Copy out the dementia glossary below word for word, with nothing changed or left out.

#### Extracted text
↓
Disease-modifying Therapies (DMTs): A new class of treatments, such as monoclonal antibodies (e.g., Lecanemab), designed to target the underlying biological causes of Alzheimer’s rather than just managing symptoms.

E

Early-Onset Alzheimer’s: A form of the disease that affects people younger than age 65, often linked to the familial genes.

Executive Function: Higher-level mental skills including planning, focusing, and multitasking; these are often what the Clock Drawing Test evaluates.

F

FDG-PET: A type of PET scan that measures glucose metabolism in the brain to identify patterns characteristic of different dementia subtypes.

Familial Alzheimer’s Disease: A rare, genetic form of the disease linked to mutations in specific genes (APP, PSEN1, PSEN2) that typically presents with early-onset symptoms.

Frontotemporal Dementia (FTD): A type of dementia caused by progressive nerve cell loss in the frontal or temporal lobes, leading to significant changes in behavior, personality, and language.

G

General Practitioner (GP): A primary care physician who acts as the first point of contact and gatekeeper for dementia diagnosis, providing initial assessments and referrals to specialists.

Genotyping: The analysis of an individual’s DNA to identify specific genetic variations associated with dementia risk or causation.

H

Hidden Cost: The indirect economic impacts of dementia, such as the loss of income for family members who must reduce working hours or leave their jobs to provide care.

I

Informal Care / Informal Caregiver: Unpaid care provided by family members, spouses, or friends, which represents the vast majority of long-term support for people living with dementia.

J

Japanese Cognitive Function Test (J-Cog): A specialized cognitive assessment tool used to evaluate mental and functional status in specific research or regional contexts.

L

Lewy Body Dementia (LBD): A type of progressive dementia that leads to a decline in thinking, reasoning, and independent function due to abnormal microscopic deposits that damage brain cells.

Long-Term Care Insurance (LTCI): A specialized branch of insurance, found in systems like Germany and Singapore, that provides financial subsidies for daily living assistance and nursing care.
↑
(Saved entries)
↓
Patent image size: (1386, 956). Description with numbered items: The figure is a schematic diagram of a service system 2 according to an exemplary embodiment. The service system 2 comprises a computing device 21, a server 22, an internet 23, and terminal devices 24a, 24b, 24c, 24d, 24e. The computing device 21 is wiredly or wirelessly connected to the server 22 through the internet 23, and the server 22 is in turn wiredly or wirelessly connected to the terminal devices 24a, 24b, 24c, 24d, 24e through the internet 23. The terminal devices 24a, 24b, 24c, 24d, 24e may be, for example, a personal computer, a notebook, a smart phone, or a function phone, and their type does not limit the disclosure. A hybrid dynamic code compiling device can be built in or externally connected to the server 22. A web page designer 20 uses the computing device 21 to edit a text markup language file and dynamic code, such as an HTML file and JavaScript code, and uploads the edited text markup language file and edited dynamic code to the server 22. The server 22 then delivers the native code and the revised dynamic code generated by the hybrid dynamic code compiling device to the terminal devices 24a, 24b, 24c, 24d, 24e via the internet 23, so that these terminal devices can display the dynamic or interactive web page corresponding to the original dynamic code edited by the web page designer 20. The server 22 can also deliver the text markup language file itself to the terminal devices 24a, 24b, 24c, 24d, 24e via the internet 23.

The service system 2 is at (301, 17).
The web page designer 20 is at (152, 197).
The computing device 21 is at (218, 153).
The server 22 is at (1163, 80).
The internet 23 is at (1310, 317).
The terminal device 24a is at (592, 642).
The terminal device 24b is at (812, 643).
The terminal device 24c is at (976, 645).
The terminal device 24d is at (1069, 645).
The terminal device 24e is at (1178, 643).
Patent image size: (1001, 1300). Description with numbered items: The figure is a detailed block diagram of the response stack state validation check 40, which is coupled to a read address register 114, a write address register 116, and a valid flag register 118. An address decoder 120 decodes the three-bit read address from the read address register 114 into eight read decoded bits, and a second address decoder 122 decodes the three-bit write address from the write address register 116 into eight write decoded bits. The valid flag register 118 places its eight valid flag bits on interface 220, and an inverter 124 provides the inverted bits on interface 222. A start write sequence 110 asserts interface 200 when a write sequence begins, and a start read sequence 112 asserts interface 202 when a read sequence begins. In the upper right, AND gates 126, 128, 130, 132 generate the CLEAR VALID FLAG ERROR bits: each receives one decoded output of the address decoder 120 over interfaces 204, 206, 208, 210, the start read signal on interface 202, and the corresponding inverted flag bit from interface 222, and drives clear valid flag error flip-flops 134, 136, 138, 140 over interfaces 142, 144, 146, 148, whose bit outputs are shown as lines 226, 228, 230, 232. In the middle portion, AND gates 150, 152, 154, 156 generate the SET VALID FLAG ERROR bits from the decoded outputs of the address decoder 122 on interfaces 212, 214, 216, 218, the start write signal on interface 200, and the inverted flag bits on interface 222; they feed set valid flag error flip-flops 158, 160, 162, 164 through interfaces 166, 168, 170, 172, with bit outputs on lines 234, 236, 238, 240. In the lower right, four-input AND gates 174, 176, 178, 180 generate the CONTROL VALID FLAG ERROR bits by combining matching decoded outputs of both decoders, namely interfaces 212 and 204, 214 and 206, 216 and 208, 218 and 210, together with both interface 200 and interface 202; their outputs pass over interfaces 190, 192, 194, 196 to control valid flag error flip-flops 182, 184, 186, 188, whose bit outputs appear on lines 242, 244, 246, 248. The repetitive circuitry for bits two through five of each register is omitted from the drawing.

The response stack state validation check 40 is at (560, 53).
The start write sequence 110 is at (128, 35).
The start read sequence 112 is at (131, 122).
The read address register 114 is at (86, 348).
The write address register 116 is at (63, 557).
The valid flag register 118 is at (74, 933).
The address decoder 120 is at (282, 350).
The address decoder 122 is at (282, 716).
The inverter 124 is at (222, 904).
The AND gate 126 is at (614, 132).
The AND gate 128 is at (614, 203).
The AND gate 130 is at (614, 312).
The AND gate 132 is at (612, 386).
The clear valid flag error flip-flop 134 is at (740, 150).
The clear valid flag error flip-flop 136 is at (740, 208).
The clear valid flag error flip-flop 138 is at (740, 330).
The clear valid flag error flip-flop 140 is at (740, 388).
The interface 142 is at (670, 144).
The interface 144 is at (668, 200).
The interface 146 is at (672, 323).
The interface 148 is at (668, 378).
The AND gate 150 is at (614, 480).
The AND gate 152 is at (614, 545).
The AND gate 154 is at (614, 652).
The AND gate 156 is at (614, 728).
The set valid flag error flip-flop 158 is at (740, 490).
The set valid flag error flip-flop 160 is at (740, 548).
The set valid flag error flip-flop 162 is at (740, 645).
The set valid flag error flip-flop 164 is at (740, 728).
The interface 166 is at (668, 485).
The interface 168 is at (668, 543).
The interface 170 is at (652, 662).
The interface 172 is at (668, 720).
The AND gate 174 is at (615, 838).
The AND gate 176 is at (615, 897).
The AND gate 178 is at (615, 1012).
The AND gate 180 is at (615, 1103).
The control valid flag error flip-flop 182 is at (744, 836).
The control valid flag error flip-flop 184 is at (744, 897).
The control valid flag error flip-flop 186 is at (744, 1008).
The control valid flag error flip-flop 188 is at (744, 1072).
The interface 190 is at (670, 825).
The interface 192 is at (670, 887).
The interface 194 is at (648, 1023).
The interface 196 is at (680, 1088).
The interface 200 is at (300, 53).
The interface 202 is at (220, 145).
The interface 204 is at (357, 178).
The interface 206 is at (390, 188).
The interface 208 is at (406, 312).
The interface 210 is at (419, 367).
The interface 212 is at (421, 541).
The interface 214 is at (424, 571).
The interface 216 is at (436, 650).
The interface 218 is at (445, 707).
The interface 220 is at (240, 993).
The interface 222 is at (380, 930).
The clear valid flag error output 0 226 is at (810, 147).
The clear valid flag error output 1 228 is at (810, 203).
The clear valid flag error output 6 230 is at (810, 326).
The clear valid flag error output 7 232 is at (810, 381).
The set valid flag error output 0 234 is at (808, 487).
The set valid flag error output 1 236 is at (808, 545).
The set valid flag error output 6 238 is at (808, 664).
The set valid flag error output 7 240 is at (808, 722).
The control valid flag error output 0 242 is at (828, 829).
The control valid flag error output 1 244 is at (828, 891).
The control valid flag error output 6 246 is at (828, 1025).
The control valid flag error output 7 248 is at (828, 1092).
↑
#### Task response
Disease-modifying Therapies (DMTs): A new class of treatments, such as monoclonal antibodies (e.g., Lecanemab), designed to target the underlying biological causes of Alzheimer’s rather than just managing symptoms.

E

Early-Onset Alzheimer’s: A form of the disease that affects people younger than age 65, often linked to the familial genes.

Executive Function: Higher-level mental skills including planning, focusing, and multitasking; these are often what the Clock Drawing Test evaluates.

F

FDG-PET: A type of PET scan that measures glucose metabolism in the brain to identify patterns characteristic of different dementia subtypes.

Familial Alzheimer’s Disease: A rare, genetic form of the disease linked to mutations in specific genes (APP, PSEN1, PSEN2) that typically presents with early-onset symptoms.

Frontotemporal Dementia (FTD): A type of dementia caused by progressive nerve cell loss in the frontal or temporal lobes, leading to significant changes in behavior, personality, and language.

G

General Practitioner (GP): A primary care physician who acts as the first point of contact and gatekeeper for dementia diagnosis, providing initial assessments and referrals to specialists.

Genotyping: The analysis of an individual’s DNA to identify specific genetic variations associated with dementia risk or causation.

H

Hidden Cost: The indirect economic impacts of dementia, such as the loss of income for family members who must reduce working hours or leave their jobs to provide care.

I

Informal Care / Informal Caregiver: Unpaid care provided by family members, spouses, or friends, which represents the vast majority of long-term support for people living with dementia.

J

Japanese Cognitive Function Test (J-Cog): A specialized cognitive assessment tool used to evaluate mental and functional status in specific research or regional contexts.

L

Lewy Body Dementia (LBD): A type of progressive dementia that leads to a decline in thinking, reasoning, and independent function due to abnormal microscopic deposits that damage brain cells.

Long-Term Care Insurance (LTCI): A specialized branch of insurance, found in systems like Germany and Singapore, that provides financial subsidies for daily living assistance and nursing care.